╔══

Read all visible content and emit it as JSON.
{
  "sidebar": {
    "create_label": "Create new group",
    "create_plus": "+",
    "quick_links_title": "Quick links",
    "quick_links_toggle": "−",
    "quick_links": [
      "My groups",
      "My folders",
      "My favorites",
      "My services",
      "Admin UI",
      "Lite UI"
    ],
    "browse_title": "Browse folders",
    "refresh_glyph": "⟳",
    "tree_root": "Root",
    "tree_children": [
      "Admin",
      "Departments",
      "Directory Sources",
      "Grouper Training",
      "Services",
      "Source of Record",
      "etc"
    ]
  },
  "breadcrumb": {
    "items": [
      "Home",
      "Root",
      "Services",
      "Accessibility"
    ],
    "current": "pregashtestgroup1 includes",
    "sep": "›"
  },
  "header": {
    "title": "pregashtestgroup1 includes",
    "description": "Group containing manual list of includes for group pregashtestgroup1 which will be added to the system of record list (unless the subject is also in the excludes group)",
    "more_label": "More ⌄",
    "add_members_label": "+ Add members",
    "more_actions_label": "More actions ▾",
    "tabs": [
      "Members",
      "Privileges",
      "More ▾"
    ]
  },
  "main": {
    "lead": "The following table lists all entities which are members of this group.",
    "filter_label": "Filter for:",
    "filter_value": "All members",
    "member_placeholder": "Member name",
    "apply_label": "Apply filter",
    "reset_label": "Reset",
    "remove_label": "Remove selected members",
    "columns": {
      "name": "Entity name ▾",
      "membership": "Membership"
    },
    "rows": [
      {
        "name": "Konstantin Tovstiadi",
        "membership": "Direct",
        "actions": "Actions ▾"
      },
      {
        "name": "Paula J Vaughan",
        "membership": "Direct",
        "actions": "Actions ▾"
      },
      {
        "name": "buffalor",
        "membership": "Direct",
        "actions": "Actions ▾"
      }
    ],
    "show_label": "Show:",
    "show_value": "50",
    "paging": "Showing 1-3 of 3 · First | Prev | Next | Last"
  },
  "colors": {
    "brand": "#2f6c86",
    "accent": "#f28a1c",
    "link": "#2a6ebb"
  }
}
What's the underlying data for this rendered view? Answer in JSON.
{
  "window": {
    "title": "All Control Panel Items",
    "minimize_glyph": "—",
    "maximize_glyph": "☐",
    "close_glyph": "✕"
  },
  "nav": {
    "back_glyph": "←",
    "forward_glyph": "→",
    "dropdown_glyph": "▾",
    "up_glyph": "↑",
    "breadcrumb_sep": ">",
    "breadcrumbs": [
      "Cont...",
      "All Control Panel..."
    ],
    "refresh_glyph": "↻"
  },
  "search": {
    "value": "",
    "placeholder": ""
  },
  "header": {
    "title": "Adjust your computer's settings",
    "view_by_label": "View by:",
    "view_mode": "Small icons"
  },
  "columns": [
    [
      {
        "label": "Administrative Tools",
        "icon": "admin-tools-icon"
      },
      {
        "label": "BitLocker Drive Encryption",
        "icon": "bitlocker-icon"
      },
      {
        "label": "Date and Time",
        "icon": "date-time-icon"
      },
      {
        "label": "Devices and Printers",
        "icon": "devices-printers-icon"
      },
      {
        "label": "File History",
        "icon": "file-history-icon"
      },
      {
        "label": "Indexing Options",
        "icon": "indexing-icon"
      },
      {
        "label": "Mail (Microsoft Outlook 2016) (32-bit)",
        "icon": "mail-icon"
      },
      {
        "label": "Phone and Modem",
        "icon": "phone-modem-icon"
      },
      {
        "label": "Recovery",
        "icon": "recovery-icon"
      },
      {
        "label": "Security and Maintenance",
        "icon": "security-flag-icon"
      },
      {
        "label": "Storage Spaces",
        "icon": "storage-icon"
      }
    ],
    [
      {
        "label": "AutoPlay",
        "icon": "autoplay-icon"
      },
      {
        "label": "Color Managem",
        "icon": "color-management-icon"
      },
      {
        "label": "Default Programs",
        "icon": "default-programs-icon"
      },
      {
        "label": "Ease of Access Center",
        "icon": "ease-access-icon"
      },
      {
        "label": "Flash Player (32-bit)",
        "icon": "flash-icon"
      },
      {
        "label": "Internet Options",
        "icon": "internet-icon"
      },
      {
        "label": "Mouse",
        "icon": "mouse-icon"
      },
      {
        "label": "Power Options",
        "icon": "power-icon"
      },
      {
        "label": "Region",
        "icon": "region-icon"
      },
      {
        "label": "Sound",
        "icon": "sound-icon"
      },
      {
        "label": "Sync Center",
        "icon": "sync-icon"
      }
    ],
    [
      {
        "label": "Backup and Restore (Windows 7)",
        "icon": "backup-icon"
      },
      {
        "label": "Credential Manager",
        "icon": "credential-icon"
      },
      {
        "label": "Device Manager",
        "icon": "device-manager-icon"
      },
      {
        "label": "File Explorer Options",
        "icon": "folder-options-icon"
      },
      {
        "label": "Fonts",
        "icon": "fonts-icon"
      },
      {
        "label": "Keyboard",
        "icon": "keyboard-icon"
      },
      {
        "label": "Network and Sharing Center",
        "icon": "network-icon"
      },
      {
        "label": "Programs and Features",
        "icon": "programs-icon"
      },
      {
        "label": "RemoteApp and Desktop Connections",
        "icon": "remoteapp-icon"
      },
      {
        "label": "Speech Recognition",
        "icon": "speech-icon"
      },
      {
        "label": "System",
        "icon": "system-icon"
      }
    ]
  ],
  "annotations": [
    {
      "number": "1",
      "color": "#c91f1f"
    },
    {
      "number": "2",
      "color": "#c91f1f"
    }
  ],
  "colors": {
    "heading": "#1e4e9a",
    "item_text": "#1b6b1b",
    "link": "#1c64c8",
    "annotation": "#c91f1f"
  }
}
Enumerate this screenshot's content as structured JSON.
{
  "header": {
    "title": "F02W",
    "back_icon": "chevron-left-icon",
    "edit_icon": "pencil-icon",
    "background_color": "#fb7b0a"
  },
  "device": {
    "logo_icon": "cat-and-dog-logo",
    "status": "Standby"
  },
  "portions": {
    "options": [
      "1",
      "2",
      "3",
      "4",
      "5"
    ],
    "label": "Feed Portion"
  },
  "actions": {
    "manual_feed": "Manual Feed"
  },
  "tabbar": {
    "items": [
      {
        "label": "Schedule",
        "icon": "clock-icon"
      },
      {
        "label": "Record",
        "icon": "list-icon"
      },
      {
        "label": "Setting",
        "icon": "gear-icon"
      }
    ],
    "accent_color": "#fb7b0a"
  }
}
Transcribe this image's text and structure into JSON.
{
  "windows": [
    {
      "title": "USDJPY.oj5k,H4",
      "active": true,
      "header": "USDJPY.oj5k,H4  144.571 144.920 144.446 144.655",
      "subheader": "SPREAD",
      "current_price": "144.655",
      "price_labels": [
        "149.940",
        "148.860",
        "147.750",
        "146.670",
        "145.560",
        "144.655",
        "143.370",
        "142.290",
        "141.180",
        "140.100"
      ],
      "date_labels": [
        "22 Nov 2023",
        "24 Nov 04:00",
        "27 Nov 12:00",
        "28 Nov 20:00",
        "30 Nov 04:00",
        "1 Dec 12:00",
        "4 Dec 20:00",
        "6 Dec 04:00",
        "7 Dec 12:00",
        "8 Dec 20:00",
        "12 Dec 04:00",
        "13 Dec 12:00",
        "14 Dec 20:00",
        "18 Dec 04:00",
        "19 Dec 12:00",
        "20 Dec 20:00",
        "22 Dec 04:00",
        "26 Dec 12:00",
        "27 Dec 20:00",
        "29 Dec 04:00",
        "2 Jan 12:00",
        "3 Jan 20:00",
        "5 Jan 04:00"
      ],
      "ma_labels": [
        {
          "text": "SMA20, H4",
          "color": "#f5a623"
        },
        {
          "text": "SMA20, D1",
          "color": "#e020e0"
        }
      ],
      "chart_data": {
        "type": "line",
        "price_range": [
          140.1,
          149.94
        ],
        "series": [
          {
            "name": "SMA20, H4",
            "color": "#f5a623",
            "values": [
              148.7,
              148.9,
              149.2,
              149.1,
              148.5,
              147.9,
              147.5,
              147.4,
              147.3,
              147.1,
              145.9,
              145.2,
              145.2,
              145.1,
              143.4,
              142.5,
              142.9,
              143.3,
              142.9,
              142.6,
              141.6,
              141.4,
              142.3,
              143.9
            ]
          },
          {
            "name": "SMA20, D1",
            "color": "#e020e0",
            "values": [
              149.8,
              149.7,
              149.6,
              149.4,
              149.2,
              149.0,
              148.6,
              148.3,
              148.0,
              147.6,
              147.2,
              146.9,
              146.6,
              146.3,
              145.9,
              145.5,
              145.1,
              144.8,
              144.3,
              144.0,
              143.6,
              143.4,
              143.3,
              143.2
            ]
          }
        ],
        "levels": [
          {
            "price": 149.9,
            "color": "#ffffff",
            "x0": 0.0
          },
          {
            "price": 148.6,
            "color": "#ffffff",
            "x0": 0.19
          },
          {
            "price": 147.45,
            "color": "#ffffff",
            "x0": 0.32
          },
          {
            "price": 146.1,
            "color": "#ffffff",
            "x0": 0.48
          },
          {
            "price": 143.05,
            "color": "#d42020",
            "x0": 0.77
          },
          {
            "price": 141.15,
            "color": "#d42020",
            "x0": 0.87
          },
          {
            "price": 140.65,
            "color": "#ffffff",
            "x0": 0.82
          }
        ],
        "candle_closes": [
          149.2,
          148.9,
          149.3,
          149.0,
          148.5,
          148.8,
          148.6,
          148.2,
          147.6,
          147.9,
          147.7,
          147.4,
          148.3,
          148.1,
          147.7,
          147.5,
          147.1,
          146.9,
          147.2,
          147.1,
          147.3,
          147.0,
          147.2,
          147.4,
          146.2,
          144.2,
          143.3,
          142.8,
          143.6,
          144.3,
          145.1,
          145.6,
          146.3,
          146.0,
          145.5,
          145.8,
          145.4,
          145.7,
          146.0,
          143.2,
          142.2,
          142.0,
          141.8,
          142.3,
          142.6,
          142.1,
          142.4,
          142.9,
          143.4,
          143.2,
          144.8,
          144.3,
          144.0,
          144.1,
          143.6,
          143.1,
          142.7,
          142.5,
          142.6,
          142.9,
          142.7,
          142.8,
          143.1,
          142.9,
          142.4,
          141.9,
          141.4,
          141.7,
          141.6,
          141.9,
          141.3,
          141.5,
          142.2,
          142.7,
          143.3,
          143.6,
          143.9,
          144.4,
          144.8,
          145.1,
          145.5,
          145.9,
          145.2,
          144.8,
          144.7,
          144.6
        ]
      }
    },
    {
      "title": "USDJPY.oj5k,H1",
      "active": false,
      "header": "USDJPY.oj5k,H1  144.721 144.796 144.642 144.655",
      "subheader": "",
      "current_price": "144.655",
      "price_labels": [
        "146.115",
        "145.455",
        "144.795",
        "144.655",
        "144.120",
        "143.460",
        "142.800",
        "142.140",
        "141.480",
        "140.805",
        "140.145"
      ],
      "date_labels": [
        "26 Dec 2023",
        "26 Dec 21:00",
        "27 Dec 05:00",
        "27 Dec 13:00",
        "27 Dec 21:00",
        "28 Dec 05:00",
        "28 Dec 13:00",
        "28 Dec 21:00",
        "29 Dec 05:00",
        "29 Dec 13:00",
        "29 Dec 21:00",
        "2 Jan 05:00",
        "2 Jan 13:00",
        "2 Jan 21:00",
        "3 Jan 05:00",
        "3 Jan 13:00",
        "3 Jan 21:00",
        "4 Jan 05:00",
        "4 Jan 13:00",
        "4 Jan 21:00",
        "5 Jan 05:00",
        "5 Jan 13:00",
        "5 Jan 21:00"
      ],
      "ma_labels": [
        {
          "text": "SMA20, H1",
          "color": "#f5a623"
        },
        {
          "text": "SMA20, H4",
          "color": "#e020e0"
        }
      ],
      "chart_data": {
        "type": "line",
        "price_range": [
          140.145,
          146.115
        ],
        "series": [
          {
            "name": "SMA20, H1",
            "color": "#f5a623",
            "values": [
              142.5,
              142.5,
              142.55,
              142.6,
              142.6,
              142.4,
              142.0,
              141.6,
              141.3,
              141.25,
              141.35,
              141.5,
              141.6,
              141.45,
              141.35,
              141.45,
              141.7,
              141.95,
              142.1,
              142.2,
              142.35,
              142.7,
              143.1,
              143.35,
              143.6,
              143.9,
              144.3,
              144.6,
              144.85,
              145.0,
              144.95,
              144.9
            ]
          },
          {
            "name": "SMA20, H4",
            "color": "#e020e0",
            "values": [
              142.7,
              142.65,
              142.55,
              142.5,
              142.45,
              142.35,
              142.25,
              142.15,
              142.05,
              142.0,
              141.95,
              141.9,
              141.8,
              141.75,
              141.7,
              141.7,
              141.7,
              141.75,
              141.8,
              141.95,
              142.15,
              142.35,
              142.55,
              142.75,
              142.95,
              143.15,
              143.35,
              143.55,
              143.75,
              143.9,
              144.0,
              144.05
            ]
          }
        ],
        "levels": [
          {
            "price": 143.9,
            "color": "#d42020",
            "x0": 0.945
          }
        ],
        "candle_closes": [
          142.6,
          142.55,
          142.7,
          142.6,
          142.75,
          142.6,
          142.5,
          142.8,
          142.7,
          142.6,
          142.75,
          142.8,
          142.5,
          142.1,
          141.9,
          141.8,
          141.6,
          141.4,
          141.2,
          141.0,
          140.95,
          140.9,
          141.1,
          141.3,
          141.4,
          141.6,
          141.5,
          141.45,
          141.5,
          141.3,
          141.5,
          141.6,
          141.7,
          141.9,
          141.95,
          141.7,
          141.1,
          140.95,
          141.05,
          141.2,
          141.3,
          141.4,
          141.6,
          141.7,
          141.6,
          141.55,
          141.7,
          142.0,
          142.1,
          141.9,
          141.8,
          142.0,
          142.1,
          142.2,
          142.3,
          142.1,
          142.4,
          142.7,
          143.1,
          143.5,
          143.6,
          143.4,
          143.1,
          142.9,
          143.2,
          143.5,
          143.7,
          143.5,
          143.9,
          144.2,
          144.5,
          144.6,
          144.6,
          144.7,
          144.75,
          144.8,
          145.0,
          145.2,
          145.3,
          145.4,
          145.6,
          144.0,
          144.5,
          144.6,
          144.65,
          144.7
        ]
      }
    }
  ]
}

╚══

What you are asked to do:
In the material above, find each line that contains the word "Panel", and select it.

Reply:
    "title": "All Control Panel Items",
      "All Control Panel..."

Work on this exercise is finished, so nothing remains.